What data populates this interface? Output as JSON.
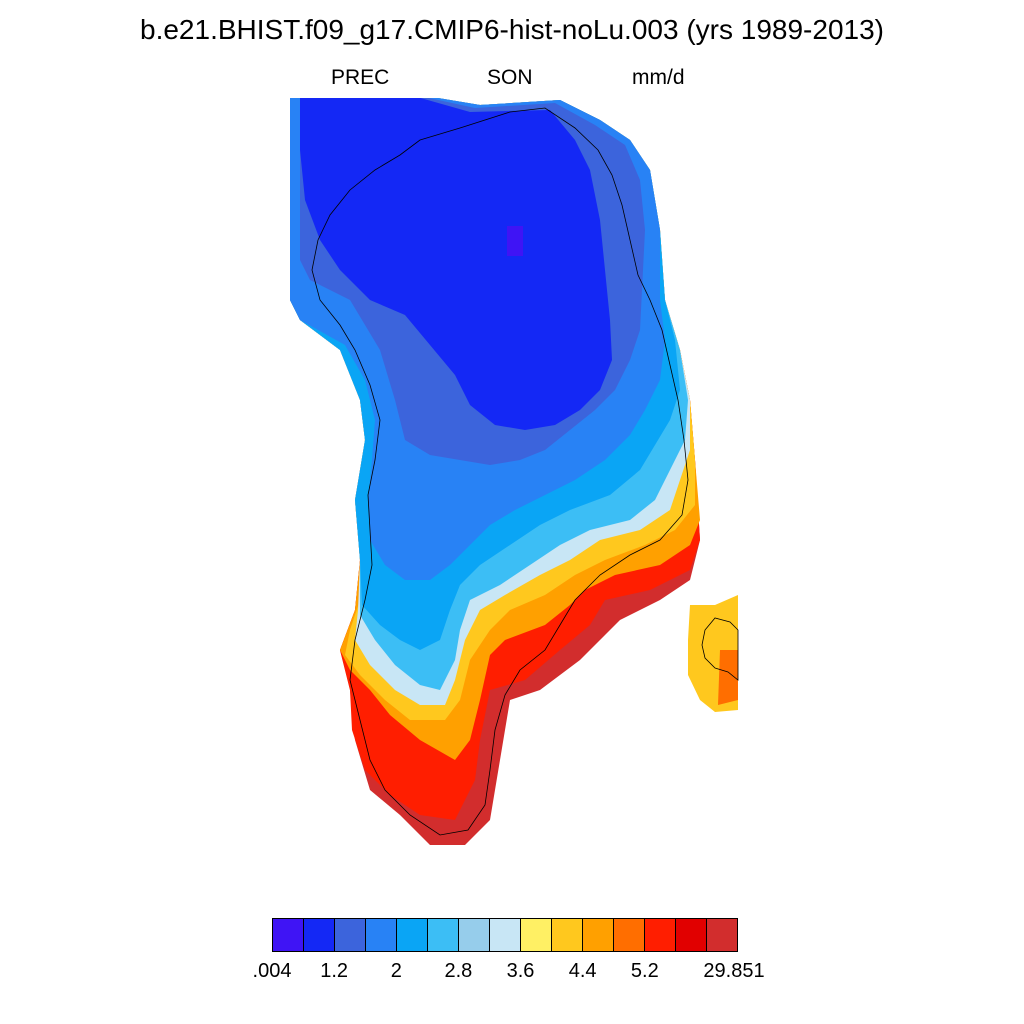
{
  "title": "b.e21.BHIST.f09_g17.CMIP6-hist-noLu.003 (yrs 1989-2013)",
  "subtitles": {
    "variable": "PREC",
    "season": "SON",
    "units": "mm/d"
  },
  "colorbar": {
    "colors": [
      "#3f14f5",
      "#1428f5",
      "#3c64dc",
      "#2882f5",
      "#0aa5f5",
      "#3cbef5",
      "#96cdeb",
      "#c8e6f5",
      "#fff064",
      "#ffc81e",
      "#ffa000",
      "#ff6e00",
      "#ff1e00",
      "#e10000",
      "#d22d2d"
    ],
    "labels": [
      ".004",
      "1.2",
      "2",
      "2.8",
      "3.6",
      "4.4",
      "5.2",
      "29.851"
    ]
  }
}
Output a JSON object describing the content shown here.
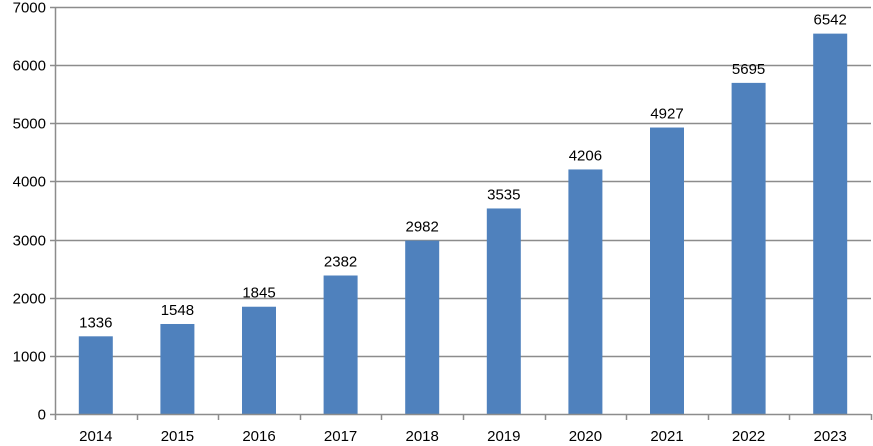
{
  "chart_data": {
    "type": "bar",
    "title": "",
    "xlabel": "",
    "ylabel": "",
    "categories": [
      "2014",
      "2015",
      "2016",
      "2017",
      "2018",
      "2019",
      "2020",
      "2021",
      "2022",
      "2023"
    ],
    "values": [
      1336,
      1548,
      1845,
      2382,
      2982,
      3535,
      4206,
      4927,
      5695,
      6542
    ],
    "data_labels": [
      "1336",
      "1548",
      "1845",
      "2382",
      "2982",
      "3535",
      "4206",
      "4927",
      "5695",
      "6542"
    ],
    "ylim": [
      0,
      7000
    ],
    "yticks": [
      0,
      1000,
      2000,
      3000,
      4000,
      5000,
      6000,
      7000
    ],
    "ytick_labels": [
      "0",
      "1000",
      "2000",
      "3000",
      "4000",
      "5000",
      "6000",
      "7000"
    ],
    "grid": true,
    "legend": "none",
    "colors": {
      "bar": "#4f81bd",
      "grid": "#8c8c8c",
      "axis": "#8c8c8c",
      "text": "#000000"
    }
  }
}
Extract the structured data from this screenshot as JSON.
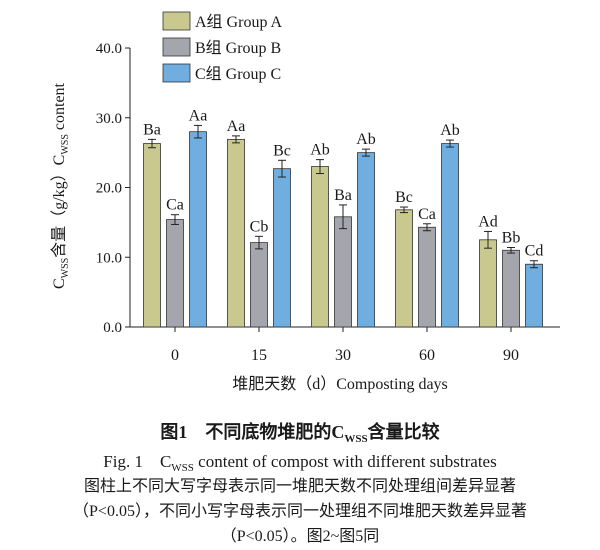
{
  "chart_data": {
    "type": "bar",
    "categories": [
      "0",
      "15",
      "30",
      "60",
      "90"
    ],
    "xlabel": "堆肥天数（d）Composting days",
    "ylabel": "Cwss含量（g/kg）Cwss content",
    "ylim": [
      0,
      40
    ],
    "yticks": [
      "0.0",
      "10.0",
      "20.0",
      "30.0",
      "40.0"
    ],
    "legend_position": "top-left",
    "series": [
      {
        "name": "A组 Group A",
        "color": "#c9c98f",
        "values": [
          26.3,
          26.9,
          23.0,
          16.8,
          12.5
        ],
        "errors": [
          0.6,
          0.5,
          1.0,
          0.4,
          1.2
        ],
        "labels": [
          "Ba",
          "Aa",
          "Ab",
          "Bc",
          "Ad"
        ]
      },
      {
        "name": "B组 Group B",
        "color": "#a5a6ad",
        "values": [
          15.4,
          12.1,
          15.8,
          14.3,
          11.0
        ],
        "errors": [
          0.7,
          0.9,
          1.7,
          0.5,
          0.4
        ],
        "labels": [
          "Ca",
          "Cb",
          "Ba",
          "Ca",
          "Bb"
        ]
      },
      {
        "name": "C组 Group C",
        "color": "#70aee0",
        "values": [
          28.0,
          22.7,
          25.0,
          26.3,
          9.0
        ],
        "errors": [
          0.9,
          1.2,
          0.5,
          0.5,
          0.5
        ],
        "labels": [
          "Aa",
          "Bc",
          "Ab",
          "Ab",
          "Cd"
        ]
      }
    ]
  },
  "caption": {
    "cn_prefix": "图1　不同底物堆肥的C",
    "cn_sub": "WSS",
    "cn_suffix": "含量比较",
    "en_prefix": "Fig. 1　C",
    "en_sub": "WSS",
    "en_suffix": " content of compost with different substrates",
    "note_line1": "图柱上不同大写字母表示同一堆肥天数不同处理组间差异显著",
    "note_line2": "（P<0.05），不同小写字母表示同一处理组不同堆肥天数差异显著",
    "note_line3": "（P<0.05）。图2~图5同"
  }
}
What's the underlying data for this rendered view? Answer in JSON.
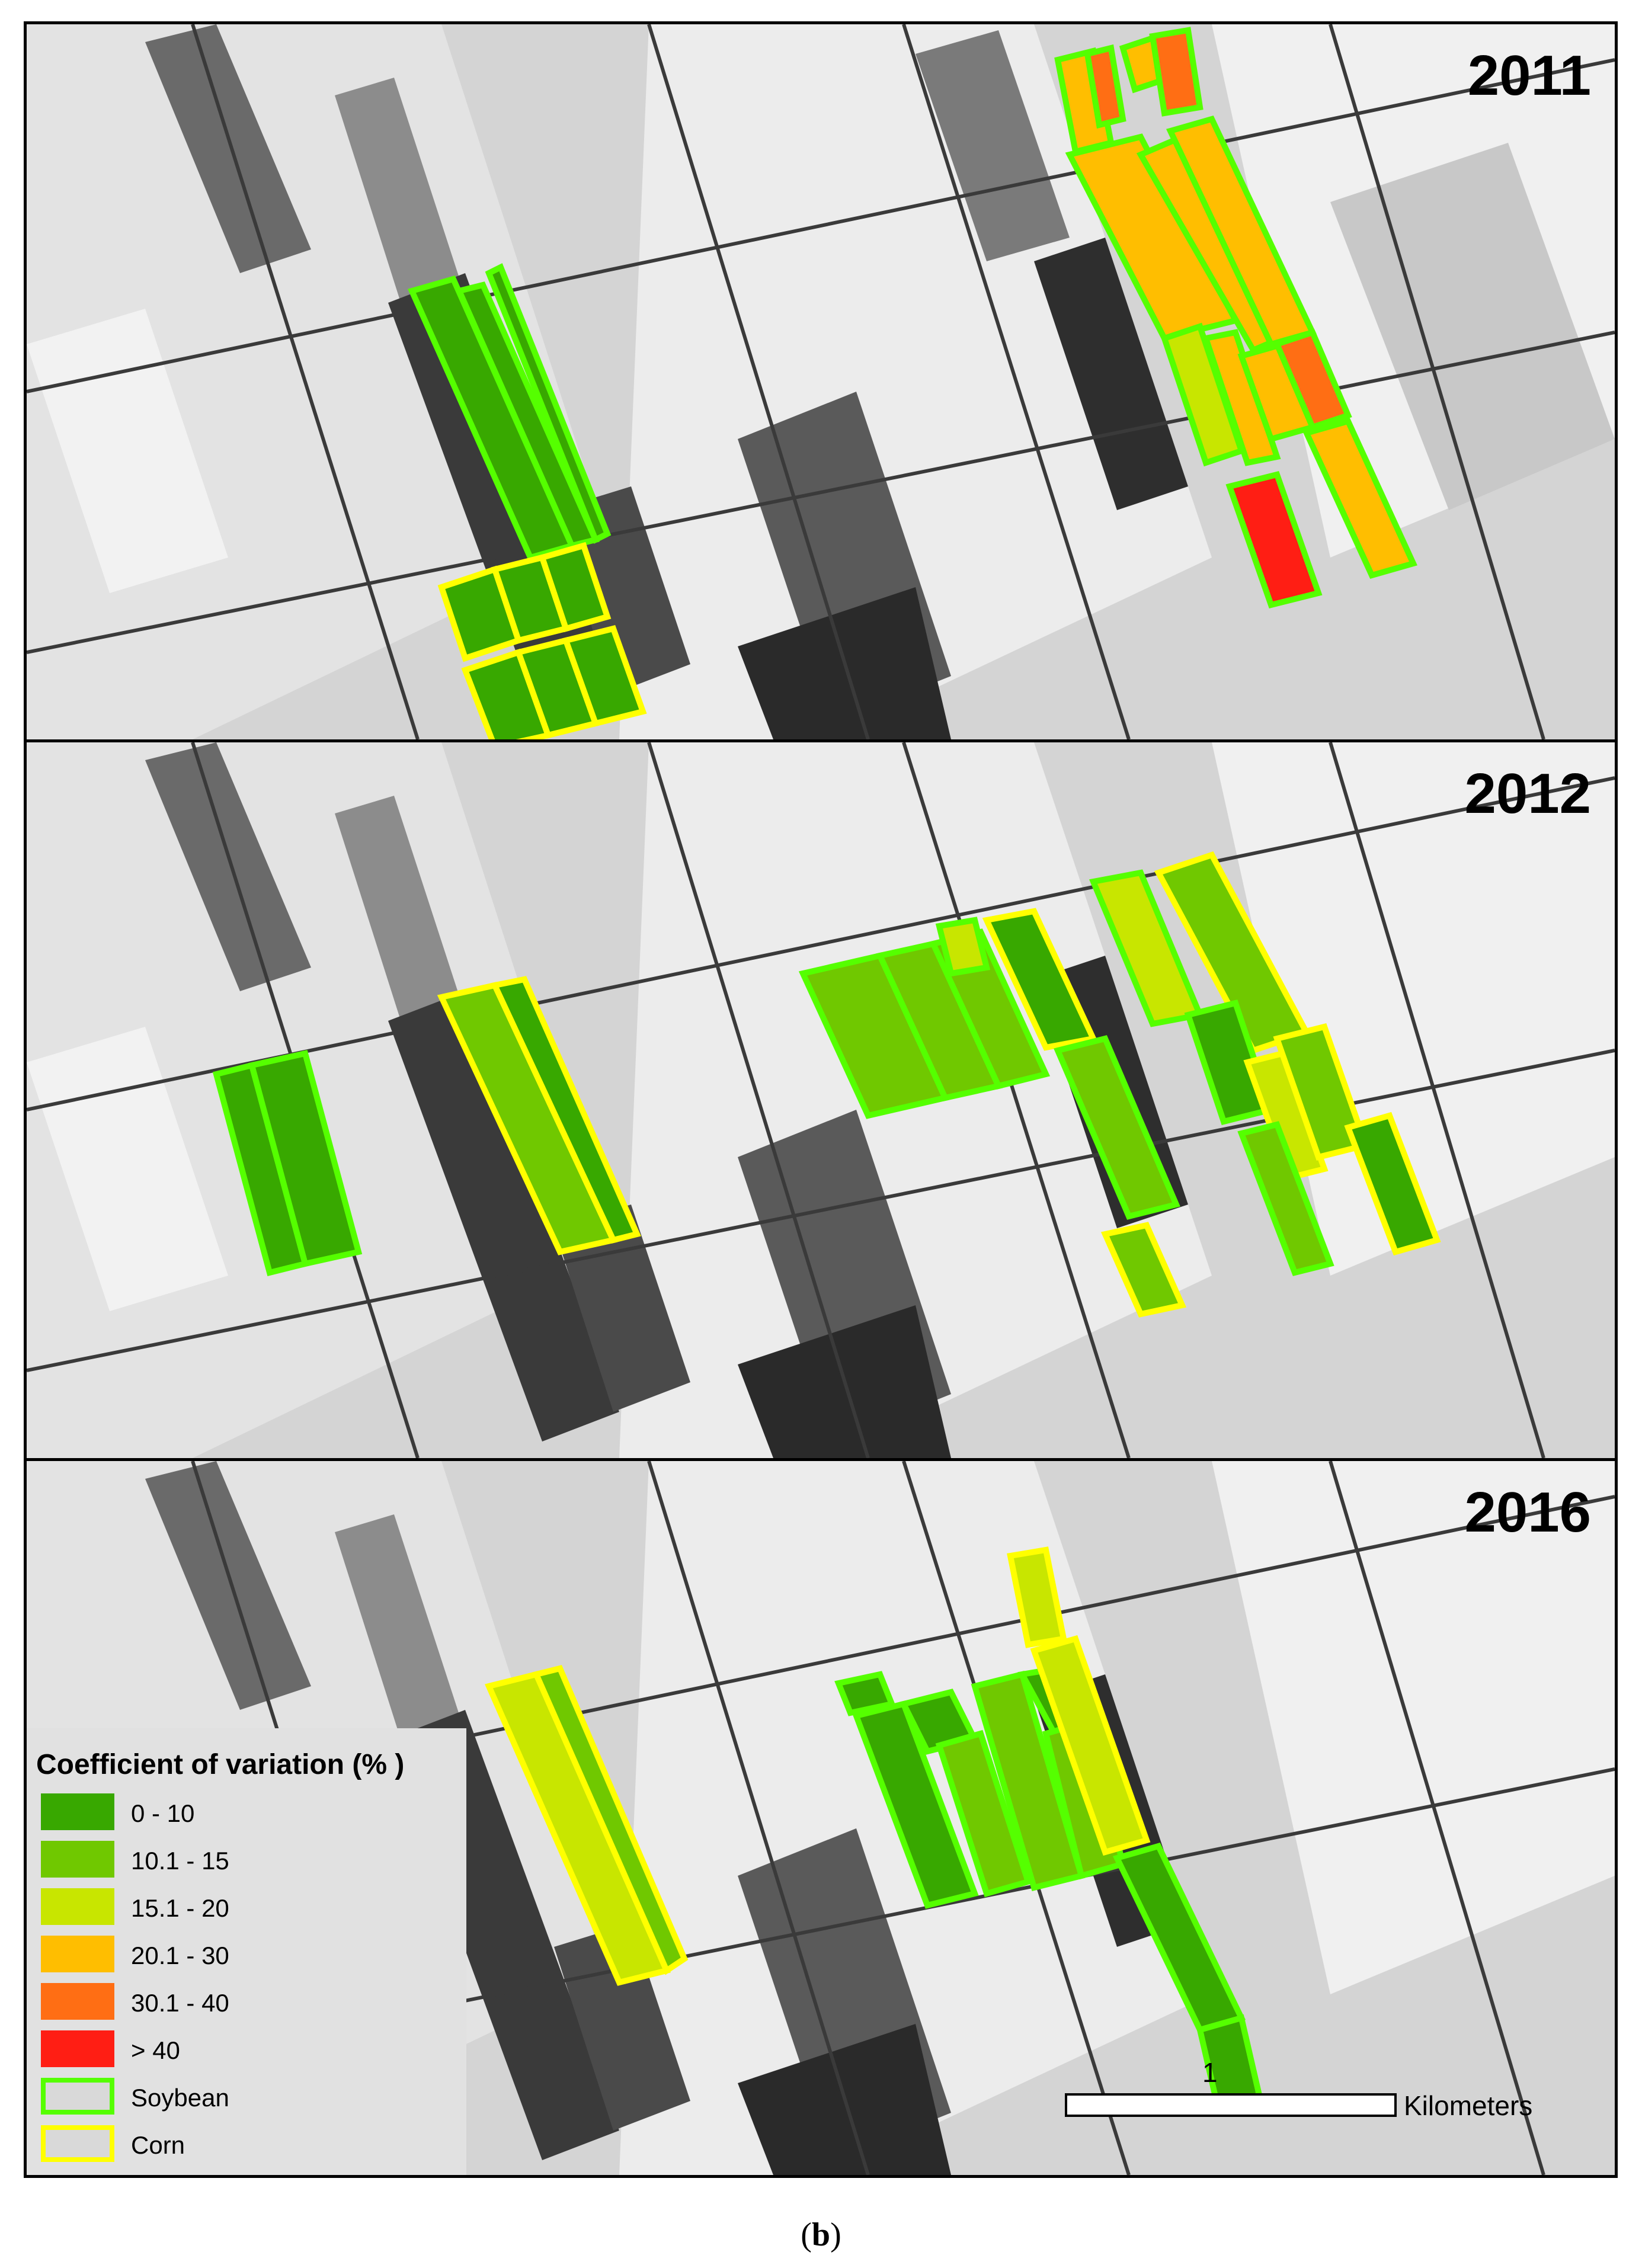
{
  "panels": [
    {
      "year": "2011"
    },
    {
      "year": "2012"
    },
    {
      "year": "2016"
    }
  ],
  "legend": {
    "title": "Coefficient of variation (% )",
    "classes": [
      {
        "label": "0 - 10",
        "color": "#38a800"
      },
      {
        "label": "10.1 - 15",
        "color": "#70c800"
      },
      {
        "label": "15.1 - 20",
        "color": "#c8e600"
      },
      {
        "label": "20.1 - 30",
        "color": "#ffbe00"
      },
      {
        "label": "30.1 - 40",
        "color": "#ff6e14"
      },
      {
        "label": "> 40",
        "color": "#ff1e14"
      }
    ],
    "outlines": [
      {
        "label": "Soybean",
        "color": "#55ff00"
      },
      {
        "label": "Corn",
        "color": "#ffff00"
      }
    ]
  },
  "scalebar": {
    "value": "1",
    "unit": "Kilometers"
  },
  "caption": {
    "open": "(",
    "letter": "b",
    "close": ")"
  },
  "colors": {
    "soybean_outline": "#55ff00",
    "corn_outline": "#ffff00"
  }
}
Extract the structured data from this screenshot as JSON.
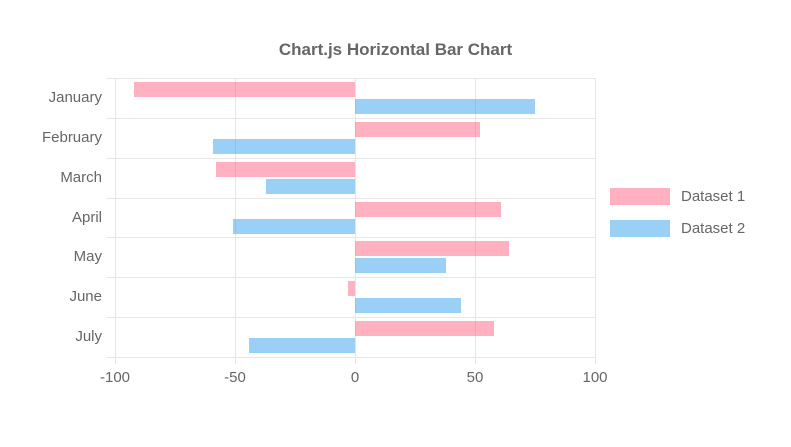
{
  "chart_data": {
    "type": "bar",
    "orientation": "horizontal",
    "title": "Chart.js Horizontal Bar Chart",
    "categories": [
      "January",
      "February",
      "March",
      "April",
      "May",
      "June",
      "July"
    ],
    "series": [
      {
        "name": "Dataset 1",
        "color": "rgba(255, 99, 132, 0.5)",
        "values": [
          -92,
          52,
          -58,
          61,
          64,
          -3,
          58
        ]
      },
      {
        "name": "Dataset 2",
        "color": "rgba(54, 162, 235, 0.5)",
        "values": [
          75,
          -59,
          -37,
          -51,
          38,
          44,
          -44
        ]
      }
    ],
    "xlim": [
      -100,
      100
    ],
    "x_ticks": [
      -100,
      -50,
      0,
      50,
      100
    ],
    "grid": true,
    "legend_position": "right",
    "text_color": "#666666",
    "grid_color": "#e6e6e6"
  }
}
——
> **Written instruction**
Find each line holding "What". Copy it out.

> **The response**
What data populates this interface? Output as JSON.
What's the underlying data for this rendered view? Answer in JSON.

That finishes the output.